• [PROBLEM TO SOLVE]: Reproduce every one of the entries below word for word, line by line.

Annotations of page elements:
▬▬▬▬▬▬▬▬▬▬
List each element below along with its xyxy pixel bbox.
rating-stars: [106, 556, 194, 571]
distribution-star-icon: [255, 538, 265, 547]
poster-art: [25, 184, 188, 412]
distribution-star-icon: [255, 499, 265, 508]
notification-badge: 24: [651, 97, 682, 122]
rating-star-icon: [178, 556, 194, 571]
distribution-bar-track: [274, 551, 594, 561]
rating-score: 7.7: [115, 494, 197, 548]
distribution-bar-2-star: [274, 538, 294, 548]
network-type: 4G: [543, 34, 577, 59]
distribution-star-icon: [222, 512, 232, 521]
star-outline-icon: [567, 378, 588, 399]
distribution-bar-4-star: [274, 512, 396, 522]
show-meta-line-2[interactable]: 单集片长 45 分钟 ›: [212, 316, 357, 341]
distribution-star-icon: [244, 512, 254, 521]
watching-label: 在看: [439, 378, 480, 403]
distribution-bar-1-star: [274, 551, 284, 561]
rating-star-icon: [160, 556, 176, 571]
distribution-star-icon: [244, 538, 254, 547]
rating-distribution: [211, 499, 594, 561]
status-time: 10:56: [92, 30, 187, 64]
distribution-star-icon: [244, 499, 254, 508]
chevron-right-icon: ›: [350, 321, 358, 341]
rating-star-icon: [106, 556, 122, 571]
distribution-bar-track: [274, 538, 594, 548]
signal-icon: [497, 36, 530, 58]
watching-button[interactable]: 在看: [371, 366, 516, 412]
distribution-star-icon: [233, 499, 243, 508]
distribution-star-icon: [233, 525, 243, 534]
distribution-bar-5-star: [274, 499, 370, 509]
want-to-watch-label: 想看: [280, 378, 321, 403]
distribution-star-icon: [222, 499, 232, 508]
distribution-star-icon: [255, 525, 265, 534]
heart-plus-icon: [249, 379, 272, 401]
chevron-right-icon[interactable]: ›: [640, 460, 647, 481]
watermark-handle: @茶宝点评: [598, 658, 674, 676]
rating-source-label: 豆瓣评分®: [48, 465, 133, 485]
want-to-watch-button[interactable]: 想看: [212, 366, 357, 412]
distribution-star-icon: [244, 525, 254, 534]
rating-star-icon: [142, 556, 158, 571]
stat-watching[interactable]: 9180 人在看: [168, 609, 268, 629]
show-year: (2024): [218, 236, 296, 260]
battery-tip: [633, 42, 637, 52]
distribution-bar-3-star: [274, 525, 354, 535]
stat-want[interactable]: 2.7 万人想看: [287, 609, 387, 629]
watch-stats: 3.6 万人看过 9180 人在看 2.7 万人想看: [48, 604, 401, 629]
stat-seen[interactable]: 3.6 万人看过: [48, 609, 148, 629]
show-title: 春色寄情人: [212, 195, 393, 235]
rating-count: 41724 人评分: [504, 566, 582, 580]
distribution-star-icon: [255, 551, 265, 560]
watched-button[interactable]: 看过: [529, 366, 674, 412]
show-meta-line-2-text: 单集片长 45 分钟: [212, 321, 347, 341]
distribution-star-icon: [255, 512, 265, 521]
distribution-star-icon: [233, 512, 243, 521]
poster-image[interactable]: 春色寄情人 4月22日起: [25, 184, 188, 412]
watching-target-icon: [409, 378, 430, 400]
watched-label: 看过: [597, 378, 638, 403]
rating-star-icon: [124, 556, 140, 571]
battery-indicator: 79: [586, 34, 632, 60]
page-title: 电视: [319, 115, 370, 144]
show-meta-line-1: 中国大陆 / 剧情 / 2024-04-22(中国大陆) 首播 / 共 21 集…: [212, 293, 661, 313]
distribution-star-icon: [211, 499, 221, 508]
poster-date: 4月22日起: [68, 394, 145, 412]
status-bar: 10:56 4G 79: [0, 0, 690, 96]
▬▬▬▬▬▬▬▬▬▬
• [ANSWER IN FULL]:
List each element below along with its xyxy pixel bbox.
rating-stars: [106, 556, 194, 571]
distribution-star-icon: [255, 538, 265, 547]
poster-art: [25, 184, 188, 412]
distribution-star-icon: [255, 499, 265, 508]
notification-badge: 24: [651, 97, 682, 122]
rating-star-icon: [178, 556, 194, 571]
distribution-bar-track: [274, 551, 594, 561]
rating-score: 7.7: [115, 494, 197, 548]
distribution-bar-2-star: [274, 538, 294, 548]
network-type: 4G: [543, 34, 577, 59]
distribution-star-icon: [222, 512, 232, 521]
star-outline-icon: [567, 378, 588, 399]
distribution-bar-4-star: [274, 512, 396, 522]
show-meta-line-2[interactable]: 单集片长 45 分钟 ›: [212, 316, 357, 341]
distribution-star-icon: [244, 512, 254, 521]
watching-label: 在看: [439, 378, 480, 403]
distribution-bar-1-star: [274, 551, 284, 561]
rating-star-icon: [160, 556, 176, 571]
distribution-star-icon: [244, 538, 254, 547]
rating-distribution: [211, 499, 594, 561]
status-time: 10:56: [92, 30, 187, 64]
distribution-star-icon: [244, 499, 254, 508]
chevron-right-icon: ›: [350, 321, 358, 341]
rating-star-icon: [106, 556, 122, 571]
distribution-bar-track: [274, 538, 594, 548]
signal-icon: [497, 36, 530, 58]
watching-button[interactable]: 在看: [371, 366, 516, 412]
distribution-star-icon: [233, 499, 243, 508]
distribution-star-icon: [233, 525, 243, 534]
distribution-bar-5-star: [274, 499, 370, 509]
want-to-watch-label: 想看: [280, 378, 321, 403]
distribution-star-icon: [222, 499, 232, 508]
distribution-star-icon: [255, 525, 265, 534]
heart-plus-icon: [249, 379, 272, 401]
chevron-right-icon[interactable]: ›: [640, 460, 647, 481]
watermark-handle: @茶宝点评: [598, 658, 674, 676]
rating-source-label: 豆瓣评分®: [48, 465, 133, 485]
want-to-watch-button[interactable]: 想看: [212, 366, 357, 412]
distribution-star-icon: [244, 525, 254, 534]
rating-star-icon: [142, 556, 158, 571]
stat-watching[interactable]: 9180 人在看: [168, 609, 268, 629]
show-year: (2024): [218, 236, 296, 260]
battery-tip: [633, 42, 637, 52]
distribution-bar-3-star: [274, 525, 354, 535]
stat-want[interactable]: 2.7 万人想看: [287, 609, 387, 629]
watch-stats: 3.6 万人看过 9180 人在看 2.7 万人想看: [48, 604, 401, 629]
stat-seen[interactable]: 3.6 万人看过: [48, 609, 148, 629]
show-title: 春色寄情人: [212, 195, 393, 235]
rating-count: 41724 人评分: [504, 566, 582, 580]
distribution-star-icon: [255, 551, 265, 560]
watched-button[interactable]: 看过: [529, 366, 674, 412]
show-meta-line-2-text: 单集片长 45 分钟: [212, 321, 347, 341]
distribution-star-icon: [255, 512, 265, 521]
distribution-star-icon: [233, 512, 243, 521]
poster-image[interactable]: 春色寄情人 4月22日起: [25, 184, 188, 412]
watching-target-icon: [409, 378, 430, 400]
watched-label: 看过: [597, 378, 638, 403]
rating-star-icon: [124, 556, 140, 571]
battery-indicator: 79: [586, 34, 632, 60]
page-title: 电视: [319, 115, 370, 144]
show-meta-line-1: 中国大陆 / 剧情 / 2024-04-22(中国大陆) 首播 / 共 21 集…: [212, 293, 661, 313]
distribution-star-icon: [211, 499, 221, 508]
poster-date: 4月22日起: [68, 394, 145, 412]
status-bar: 10:56 4G 79: [0, 0, 690, 96]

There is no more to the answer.